■ WHAT NEEDS TO BE DONE
Select and reproduce each line of the listing below that bears the string "odds".
--- THE DATA ---
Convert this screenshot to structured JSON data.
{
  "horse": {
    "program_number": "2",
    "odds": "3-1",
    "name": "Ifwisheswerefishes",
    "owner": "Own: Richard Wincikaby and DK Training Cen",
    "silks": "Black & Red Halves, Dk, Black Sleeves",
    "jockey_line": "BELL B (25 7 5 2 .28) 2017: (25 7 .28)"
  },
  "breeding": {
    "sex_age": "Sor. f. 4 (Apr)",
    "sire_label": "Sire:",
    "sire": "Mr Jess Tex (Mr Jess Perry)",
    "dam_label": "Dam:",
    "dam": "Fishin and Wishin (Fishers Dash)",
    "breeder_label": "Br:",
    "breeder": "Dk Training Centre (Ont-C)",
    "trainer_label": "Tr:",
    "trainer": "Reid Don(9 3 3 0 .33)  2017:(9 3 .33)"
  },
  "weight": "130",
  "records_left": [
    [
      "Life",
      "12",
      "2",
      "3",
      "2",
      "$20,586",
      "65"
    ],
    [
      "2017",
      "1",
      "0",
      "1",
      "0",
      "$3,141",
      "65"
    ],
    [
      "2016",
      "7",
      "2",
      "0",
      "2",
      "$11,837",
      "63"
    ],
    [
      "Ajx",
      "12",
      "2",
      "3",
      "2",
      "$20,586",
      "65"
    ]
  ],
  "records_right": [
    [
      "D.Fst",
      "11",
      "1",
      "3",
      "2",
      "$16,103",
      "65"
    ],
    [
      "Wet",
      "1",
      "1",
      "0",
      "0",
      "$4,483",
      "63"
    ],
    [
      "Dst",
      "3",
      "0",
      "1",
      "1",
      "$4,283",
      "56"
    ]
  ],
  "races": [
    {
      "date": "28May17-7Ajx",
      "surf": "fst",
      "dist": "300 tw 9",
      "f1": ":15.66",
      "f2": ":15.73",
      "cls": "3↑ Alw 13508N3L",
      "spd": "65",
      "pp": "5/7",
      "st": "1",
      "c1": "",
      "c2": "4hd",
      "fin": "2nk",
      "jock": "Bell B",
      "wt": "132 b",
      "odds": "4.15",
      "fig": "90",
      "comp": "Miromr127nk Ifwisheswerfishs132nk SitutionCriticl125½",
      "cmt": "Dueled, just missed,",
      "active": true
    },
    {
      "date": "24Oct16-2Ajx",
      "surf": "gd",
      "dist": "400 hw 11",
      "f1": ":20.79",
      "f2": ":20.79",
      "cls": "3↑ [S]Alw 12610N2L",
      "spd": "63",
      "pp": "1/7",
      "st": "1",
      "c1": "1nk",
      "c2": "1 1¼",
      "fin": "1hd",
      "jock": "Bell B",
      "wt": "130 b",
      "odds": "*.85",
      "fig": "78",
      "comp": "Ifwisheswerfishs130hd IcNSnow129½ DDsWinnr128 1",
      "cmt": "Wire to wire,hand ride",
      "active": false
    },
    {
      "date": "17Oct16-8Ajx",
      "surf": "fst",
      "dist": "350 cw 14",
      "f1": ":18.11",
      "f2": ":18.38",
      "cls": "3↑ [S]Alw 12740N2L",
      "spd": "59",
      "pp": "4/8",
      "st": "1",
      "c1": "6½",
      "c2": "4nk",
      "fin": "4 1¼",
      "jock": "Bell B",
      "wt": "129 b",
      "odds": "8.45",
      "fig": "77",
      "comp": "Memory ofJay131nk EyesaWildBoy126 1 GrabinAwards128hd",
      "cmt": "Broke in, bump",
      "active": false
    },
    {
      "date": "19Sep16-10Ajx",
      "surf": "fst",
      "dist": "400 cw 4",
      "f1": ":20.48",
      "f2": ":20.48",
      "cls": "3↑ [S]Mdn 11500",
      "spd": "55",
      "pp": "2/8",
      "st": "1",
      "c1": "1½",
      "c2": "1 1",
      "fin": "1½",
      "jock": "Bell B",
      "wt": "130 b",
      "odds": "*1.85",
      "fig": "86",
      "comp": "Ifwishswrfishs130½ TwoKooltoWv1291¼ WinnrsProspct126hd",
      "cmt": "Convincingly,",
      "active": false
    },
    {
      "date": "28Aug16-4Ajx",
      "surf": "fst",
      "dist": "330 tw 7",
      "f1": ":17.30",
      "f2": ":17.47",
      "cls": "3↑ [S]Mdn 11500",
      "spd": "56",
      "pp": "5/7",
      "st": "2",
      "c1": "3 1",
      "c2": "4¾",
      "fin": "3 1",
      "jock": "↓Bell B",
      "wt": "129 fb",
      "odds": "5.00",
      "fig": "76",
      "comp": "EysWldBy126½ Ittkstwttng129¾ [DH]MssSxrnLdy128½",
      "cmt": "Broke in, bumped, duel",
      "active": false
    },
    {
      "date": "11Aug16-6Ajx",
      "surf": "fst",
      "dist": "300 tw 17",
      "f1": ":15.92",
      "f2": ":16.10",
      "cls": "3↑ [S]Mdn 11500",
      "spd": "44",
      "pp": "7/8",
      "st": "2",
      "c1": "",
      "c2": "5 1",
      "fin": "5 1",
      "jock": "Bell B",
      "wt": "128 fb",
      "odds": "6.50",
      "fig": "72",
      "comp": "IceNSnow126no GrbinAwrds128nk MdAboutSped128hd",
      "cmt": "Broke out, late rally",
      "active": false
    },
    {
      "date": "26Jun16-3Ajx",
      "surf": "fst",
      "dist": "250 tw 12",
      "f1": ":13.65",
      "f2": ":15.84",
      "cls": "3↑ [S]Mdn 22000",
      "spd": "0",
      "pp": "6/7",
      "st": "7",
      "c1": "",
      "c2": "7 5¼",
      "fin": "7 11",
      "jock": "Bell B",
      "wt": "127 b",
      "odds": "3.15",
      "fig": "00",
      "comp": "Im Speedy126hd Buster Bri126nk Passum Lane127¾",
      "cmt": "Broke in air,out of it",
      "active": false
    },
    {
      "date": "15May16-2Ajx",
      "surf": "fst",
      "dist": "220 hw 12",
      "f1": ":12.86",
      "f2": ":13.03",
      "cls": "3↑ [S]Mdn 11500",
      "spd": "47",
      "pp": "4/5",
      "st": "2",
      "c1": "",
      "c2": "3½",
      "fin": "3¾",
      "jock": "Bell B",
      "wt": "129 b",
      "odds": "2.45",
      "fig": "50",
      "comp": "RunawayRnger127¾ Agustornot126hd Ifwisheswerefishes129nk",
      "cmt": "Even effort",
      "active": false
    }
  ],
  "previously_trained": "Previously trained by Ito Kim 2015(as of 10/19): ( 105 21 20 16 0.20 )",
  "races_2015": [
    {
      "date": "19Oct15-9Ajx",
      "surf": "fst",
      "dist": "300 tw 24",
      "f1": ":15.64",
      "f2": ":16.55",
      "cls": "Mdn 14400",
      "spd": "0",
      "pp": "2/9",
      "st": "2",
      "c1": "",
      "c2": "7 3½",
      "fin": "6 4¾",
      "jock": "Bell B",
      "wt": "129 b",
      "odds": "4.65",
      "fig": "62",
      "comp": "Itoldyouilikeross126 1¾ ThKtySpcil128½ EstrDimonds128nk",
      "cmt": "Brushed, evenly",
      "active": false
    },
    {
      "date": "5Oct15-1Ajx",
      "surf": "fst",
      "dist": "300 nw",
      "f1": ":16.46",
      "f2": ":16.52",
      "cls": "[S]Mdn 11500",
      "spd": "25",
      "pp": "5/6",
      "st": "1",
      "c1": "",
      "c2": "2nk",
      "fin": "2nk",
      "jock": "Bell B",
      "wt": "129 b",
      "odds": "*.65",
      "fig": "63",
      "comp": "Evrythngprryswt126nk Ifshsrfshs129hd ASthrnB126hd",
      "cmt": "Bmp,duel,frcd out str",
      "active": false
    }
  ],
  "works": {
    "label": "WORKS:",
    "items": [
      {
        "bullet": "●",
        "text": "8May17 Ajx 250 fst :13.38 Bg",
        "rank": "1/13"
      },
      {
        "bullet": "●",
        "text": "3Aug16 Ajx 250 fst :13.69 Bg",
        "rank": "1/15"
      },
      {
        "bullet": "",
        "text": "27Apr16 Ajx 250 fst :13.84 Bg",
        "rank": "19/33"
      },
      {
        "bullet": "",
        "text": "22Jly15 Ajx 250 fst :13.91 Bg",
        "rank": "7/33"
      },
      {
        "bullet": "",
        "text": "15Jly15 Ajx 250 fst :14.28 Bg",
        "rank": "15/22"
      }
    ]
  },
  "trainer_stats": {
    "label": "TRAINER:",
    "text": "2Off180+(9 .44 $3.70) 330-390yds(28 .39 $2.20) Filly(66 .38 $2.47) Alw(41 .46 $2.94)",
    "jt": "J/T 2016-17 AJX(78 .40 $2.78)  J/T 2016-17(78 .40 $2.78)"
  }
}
---
■ RESULT FOR THIS EXERCISE
    "odds": "3-1",
      "odds": "4.15",
      "odds": "*.85",
      "odds": "8.45",
      "odds": "*1.85",
      "odds": "5.00",
      "odds": "6.50",
      "odds": "3.15",
      "odds": "2.45",
      "odds": "4.65",
      "odds": "*.65",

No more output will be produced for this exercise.